The data —
>>>>

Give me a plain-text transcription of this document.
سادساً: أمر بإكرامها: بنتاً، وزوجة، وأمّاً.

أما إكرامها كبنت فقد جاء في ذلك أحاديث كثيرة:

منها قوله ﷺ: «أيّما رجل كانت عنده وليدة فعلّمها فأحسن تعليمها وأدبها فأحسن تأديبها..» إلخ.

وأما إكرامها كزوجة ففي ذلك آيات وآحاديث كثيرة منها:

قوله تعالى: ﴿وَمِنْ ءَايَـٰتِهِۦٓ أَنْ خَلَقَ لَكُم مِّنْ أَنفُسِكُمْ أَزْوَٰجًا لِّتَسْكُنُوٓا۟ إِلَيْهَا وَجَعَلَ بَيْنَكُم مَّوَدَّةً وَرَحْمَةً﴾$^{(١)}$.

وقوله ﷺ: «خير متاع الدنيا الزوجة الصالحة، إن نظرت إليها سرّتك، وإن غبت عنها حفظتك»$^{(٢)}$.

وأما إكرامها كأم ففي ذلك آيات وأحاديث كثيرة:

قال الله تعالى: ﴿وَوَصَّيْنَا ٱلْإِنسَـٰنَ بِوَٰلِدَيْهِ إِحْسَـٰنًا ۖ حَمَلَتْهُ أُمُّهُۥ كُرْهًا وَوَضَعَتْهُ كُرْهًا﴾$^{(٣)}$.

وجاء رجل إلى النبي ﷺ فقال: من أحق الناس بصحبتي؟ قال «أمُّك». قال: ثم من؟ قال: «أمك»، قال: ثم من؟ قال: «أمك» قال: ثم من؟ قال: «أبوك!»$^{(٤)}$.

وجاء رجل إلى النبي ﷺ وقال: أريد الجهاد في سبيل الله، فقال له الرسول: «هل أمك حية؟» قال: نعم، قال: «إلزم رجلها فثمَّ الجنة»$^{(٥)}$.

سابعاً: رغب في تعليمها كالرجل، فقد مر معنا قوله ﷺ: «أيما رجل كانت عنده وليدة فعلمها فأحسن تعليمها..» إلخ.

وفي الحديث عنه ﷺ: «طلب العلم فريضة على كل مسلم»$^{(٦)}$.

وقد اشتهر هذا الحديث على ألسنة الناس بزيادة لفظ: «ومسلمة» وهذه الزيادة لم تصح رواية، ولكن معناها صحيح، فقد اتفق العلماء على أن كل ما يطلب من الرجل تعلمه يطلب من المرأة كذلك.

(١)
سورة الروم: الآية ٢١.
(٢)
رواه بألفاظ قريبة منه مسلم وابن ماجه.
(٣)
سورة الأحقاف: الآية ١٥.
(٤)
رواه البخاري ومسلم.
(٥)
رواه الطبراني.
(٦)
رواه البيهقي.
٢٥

<<<<

Task prompt —
Each record above should be restated word for word.

Task result —
Give me a plain-text transcription of this document.
سادساً: أمر بإكرامها: بنتاً، وزوجة، وأمّاً.

أما إكرامها كبنت فقد جاء في ذلك أحاديث كثيرة:

منها قوله ﷺ: «أيّما رجل كانت عنده وليدة فعلّمها فأحسن تعليمها وأدبها فأحسن تأديبها..» إلخ.

وأما إكرامها كزوجة ففي ذلك آيات وآحاديث كثيرة منها:

قوله تعالى: ﴿وَمِنْ ءَايَـٰتِهِۦٓ أَنْ خَلَقَ لَكُم مِّنْ أَنفُسِكُمْ أَزْوَٰجًا لِّتَسْكُنُوٓا۟ إِلَيْهَا وَجَعَلَ بَيْنَكُم مَّوَدَّةً وَرَحْمَةً﴾$^{(١)}$.

وقوله ﷺ: «خير متاع الدنيا الزوجة الصالحة، إن نظرت إليها سرّتك، وإن غبت عنها حفظتك»$^{(٢)}$.

وأما إكرامها كأم ففي ذلك آيات وأحاديث كثيرة:

قال الله تعالى: ﴿وَوَصَّيْنَا ٱلْإِنسَـٰنَ بِوَٰلِدَيْهِ إِحْسَـٰنًا ۖ حَمَلَتْهُ أُمُّهُۥ كُرْهًا وَوَضَعَتْهُ كُرْهًا﴾$^{(٣)}$.

وجاء رجل إلى النبي ﷺ فقال: من أحق الناس بصحبتي؟ قال «أمُّك». قال: ثم من؟ قال: «أمك»، قال: ثم من؟ قال: «أمك» قال: ثم من؟ قال: «أبوك!»$^{(٤)}$.

وجاء رجل إلى النبي ﷺ وقال: أريد الجهاد في سبيل الله، فقال له الرسول: «هل أمك حية؟» قال: نعم، قال: «إلزم رجلها فثمَّ الجنة»$^{(٥)}$.

سابعاً: رغب في تعليمها كالرجل، فقد مر معنا قوله ﷺ: «أيما رجل كانت عنده وليدة فعلمها فأحسن تعليمها..» إلخ.

وفي الحديث عنه ﷺ: «طلب العلم فريضة على كل مسلم»$^{(٦)}$.

وقد اشتهر هذا الحديث على ألسنة الناس بزيادة لفظ: «ومسلمة» وهذه الزيادة لم تصح رواية، ولكن معناها صحيح، فقد اتفق العلماء على أن كل ما يطلب من الرجل تعلمه يطلب من المرأة كذلك.

(١)
سورة الروم: الآية ٢١.
(٢)
رواه بألفاظ قريبة منه مسلم وابن ماجه.
(٣)
سورة الأحقاف: الآية ١٥.
(٤)
رواه البخاري ومسلم.
(٥)
رواه الطبراني.
(٦)
رواه البيهقي.
٢٥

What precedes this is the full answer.